*** AVAILABLE RECORDS ***

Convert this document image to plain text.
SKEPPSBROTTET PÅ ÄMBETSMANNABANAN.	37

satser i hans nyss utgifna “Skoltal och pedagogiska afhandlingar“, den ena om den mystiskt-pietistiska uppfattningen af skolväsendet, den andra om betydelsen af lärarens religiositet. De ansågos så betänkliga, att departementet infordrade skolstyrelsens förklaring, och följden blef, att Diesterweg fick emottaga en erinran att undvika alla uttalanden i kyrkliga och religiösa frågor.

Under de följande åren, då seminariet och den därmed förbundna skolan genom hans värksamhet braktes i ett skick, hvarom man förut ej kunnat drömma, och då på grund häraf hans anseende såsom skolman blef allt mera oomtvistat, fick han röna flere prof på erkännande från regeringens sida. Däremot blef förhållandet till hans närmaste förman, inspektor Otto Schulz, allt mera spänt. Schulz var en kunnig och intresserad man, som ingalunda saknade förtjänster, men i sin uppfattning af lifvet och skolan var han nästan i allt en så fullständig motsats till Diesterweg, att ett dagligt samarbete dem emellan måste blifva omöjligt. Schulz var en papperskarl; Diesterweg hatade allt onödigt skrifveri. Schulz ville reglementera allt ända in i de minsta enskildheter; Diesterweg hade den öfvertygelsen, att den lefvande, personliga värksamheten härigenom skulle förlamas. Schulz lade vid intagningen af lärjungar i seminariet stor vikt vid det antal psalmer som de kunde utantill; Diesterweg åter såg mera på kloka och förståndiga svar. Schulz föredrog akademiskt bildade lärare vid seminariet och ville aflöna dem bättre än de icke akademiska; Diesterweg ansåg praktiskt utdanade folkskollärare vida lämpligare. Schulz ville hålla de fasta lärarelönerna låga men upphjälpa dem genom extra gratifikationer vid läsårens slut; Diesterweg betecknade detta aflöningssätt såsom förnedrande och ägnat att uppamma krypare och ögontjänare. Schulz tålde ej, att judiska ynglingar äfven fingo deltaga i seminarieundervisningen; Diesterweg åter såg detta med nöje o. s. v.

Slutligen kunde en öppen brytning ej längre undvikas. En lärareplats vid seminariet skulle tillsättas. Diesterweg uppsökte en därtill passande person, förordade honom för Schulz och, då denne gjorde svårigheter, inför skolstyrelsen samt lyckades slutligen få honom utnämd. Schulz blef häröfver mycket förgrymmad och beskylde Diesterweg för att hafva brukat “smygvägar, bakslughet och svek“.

***

Copy every record exactly as presented.

- **ANSWER TO THIS TASK**
Convert this document image to plain text.
SKEPPSBROTTET PÅ ÄMBETSMANNABANAN.	37

satser i hans nyss utgifna “Skoltal och pedagogiska afhandlingar“, den ena om den mystiskt-pietistiska uppfattningen af skolväsendet, den andra om betydelsen af lärarens religiositet. De ansågos så betänkliga, att departementet infordrade skolstyrelsens förklaring, och följden blef, att Diesterweg fick emottaga en erinran att undvika alla uttalanden i kyrkliga och religiösa frågor.

Under de följande åren, då seminariet och den därmed förbundna skolan genom hans värksamhet braktes i ett skick, hvarom man förut ej kunnat drömma, och då på grund häraf hans anseende såsom skolman blef allt mera oomtvistat, fick han röna flere prof på erkännande från regeringens sida. Däremot blef förhållandet till hans närmaste förman, inspektor Otto Schulz, allt mera spänt. Schulz var en kunnig och intresserad man, som ingalunda saknade förtjänster, men i sin uppfattning af lifvet och skolan var han nästan i allt en så fullständig motsats till Diesterweg, att ett dagligt samarbete dem emellan måste blifva omöjligt. Schulz var en papperskarl; Diesterweg hatade allt onödigt skrifveri. Schulz ville reglementera allt ända in i de minsta enskildheter; Diesterweg hade den öfvertygelsen, att den lefvande, personliga värksamheten härigenom skulle förlamas. Schulz lade vid intagningen af lärjungar i seminariet stor vikt vid det antal psalmer som de kunde utantill; Diesterweg åter såg mera på kloka och förståndiga svar. Schulz föredrog akademiskt bildade lärare vid seminariet och ville aflöna dem bättre än de icke akademiska; Diesterweg ansåg praktiskt utdanade folkskollärare vida lämpligare. Schulz ville hålla de fasta lärarelönerna låga men upphjälpa dem genom extra gratifikationer vid läsårens slut; Diesterweg betecknade detta aflöningssätt såsom förnedrande och ägnat att uppamma krypare och ögontjänare. Schulz tålde ej, att judiska ynglingar äfven fingo deltaga i seminarieundervisningen; Diesterweg åter såg detta med nöje o. s. v.

Slutligen kunde en öppen brytning ej längre undvikas. En lärareplats vid seminariet skulle tillsättas. Diesterweg uppsökte en därtill passande person, förordade honom för Schulz och, då denne gjorde svårigheter, inför skolstyrelsen samt lyckades slutligen få honom utnämd. Schulz blef häröfver mycket förgrymmad och beskylde Diesterweg för att hafva brukat “smygvägar, bakslughet och svek“.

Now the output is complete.